◆ Work to do ◆
In the records below, find each line with the word "high" and copy it.

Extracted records
╔══

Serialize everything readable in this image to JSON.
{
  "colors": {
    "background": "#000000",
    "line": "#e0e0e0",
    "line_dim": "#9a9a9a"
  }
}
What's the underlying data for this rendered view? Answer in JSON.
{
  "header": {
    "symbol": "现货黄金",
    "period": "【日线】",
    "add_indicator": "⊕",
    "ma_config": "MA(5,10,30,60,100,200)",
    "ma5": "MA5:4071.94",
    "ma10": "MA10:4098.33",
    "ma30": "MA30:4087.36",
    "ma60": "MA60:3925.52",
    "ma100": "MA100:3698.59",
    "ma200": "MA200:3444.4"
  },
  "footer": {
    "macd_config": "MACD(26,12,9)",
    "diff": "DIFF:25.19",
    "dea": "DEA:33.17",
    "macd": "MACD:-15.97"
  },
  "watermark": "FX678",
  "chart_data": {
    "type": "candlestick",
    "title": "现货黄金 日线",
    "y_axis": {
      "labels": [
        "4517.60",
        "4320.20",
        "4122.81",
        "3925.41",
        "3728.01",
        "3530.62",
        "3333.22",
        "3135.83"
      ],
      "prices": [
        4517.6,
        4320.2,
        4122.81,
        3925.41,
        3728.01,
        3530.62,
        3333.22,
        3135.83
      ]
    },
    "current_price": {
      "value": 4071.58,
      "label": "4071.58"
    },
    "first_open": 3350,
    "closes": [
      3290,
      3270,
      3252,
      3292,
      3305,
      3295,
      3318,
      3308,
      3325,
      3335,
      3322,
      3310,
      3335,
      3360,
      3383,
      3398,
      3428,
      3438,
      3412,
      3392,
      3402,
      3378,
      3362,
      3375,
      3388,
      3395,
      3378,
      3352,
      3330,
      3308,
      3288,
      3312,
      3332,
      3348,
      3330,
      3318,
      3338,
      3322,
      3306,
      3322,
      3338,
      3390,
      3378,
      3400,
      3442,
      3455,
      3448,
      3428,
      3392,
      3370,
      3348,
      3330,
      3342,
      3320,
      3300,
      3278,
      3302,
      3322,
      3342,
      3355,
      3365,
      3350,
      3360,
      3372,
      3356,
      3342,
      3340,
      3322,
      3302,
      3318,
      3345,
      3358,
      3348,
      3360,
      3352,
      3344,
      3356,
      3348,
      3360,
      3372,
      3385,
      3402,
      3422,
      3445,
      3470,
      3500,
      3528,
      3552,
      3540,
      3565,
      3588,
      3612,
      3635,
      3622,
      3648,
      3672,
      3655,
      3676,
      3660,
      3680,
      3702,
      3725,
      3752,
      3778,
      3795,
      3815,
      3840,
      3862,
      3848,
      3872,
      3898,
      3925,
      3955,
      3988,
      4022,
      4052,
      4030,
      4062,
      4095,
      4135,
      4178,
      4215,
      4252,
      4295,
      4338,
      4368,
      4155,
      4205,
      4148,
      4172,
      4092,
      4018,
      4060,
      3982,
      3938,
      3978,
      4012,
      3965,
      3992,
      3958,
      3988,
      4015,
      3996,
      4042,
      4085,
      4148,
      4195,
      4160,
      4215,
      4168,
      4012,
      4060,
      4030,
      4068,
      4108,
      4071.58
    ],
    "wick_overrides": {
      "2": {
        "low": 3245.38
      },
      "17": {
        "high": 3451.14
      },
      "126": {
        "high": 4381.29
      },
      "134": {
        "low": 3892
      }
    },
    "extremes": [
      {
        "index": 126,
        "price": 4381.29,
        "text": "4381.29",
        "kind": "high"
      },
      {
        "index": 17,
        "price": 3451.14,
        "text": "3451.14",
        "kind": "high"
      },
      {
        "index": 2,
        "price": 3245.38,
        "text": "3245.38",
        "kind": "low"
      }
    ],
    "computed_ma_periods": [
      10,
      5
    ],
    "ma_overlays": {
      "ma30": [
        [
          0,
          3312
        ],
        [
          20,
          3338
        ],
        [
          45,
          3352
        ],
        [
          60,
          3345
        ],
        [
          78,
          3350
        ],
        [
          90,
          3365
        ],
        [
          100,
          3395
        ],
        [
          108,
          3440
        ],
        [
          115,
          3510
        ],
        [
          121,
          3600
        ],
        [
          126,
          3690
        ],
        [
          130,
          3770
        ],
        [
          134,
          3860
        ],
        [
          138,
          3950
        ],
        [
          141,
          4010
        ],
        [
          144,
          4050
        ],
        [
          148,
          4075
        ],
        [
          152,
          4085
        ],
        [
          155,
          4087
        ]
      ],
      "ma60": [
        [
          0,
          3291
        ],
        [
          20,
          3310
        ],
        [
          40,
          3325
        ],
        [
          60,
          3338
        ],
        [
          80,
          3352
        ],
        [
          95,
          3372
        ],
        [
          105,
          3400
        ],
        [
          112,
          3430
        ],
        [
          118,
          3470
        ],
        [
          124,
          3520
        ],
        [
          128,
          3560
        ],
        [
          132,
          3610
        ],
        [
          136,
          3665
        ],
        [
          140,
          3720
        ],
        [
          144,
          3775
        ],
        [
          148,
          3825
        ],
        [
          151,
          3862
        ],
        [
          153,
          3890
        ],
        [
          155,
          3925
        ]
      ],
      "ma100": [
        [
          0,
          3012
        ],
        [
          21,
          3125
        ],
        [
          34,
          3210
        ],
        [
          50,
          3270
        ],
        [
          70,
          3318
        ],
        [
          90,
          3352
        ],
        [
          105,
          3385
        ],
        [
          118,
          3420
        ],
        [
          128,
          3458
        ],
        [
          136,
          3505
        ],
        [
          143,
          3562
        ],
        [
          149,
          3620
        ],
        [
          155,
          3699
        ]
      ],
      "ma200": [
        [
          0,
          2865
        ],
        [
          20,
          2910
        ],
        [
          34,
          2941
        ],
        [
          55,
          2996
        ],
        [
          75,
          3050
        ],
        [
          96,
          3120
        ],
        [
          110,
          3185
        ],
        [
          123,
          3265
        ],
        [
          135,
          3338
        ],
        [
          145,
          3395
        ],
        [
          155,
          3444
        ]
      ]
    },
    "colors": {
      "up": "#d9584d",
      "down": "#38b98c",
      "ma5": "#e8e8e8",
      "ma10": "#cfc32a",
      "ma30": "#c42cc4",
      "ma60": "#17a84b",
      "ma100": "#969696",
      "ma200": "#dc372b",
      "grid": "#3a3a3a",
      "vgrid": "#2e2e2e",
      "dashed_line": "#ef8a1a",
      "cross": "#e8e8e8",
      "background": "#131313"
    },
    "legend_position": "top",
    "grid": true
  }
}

╚══

◆ Written answer ◆
        "high": 3451.14
        "high": 4381.29
        "kind": "high"
        "kind": "high"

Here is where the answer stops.